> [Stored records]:
====
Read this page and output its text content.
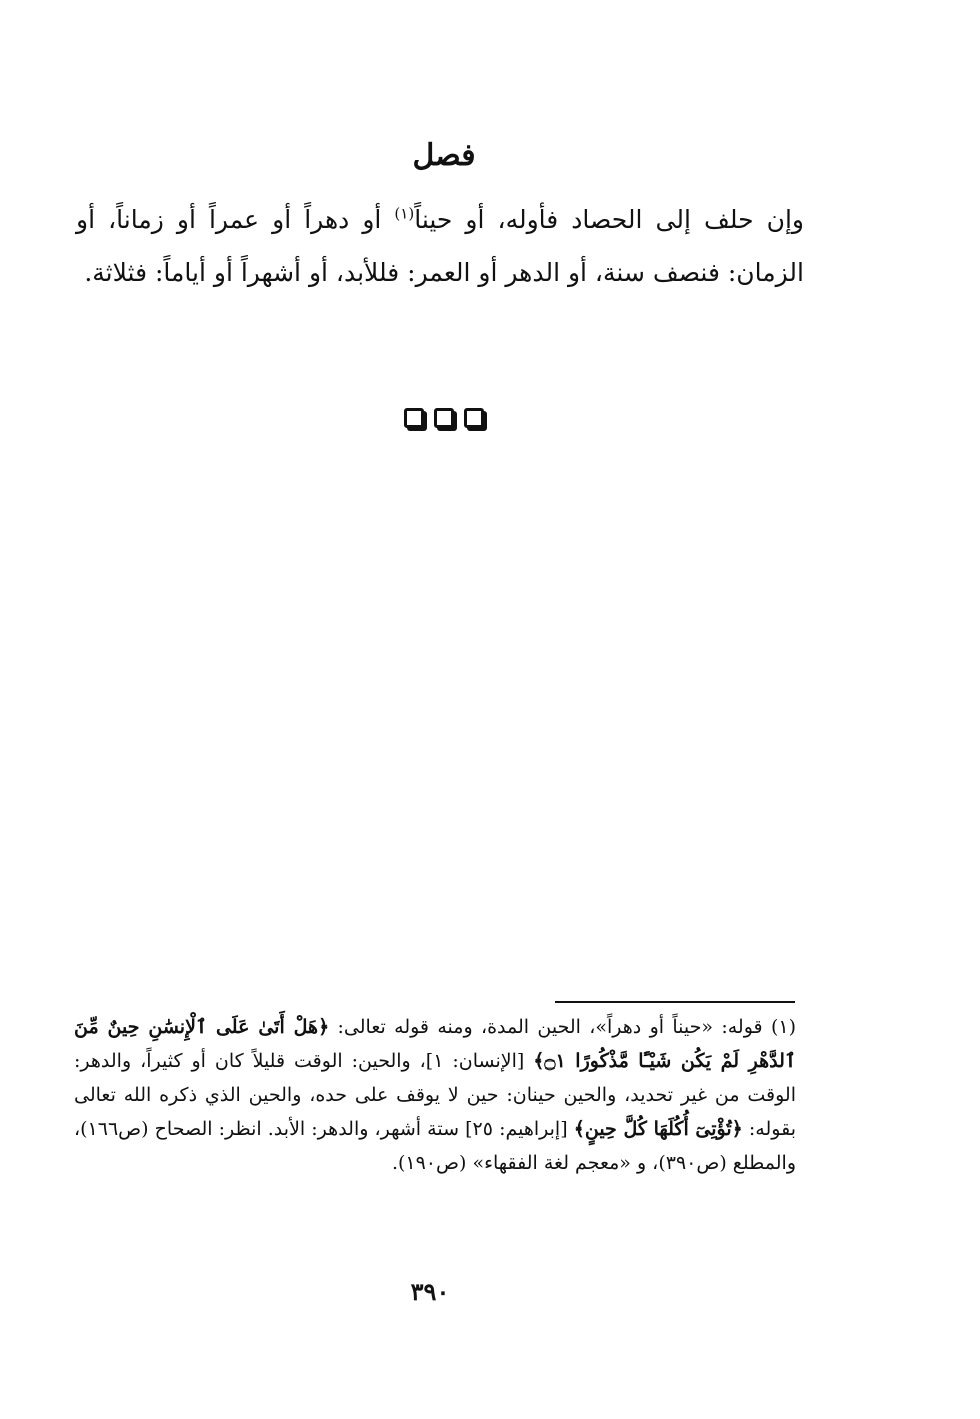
فصل

وإن حلف إلى الحصاد فأوله، أو حيناً$^{(١)}$ أو دهراً أو عمراً أو زماناً، أو الزمان: فنصف سنة، أو الدهر أو العمر: فللأبد، أو أشهراً أو أياماً: فثلاثة.

(١) قوله: «حيناً أو دهراً»، الحين المدة، ومنه قوله تعالى: ﴿هَلْ أَتَىٰ عَلَى ٱلْإِنسَٰنِ حِينٌ مِّنَ ٱلدَّهْرِ لَمْ يَكُن شَيْـًٔا مَّذْكُورًا ۝١﴾ [الإنسان: ١]، والحين: الوقت قليلاً كان أو كثيراً، والدهر: الوقت من غير تحديد، والحين حينان: حين لا يوقف على حده، والحين الذي ذكره الله تعالى بقوله: ﴿تُؤْتِىٓ أُكُلَهَا كُلَّ حِينٍ﴾ [إبراهيم: ٢٥] ستة أشهر، والدهر: الأبد. انظر: الصحاح (ص١٦٦)، والمطلع (ص٣٩٠)، و «معجم لغة الفقهاء» (ص١٩٠).

٣٩٠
====
Collect every line with the string "دهرا" from the records, and copy each.

وإن حلف إلى الحصاد فأوله، أو حيناً$^{(١)}$ أو دهراً أو عمراً أو زماناً، أو الزمان: فنصف سنة، أو الدهر أو العمر: فللأبد، أو أشهراً أو أياماً: فثلاثة.
(١) قوله: «حيناً أو دهراً»، الحين المدة، ومنه قوله تعالى: ﴿هَلْ أَتَىٰ عَلَى ٱلْإِنسَٰنِ حِينٌ مِّنَ ٱلدَّهْرِ لَمْ يَكُن شَيْـًٔا مَّذْكُورًا ۝١﴾ [الإنسان: ١]، والحين: الوقت قليلاً كان أو كثيراً، والدهر: الوقت من غير تحديد، والحين حينان: حين لا يوقف على حده، والحين الذي ذكره الله تعالى بقوله: ﴿تُؤْتِىٓ أُكُلَهَا كُلَّ حِينٍ﴾ [إبراهيم: ٢٥] ستة أشهر، والدهر: الأبد. انظر: الصحاح (ص١٦٦)، والمطلع (ص٣٩٠)، و «معجم لغة الفقهاء» (ص١٩٠).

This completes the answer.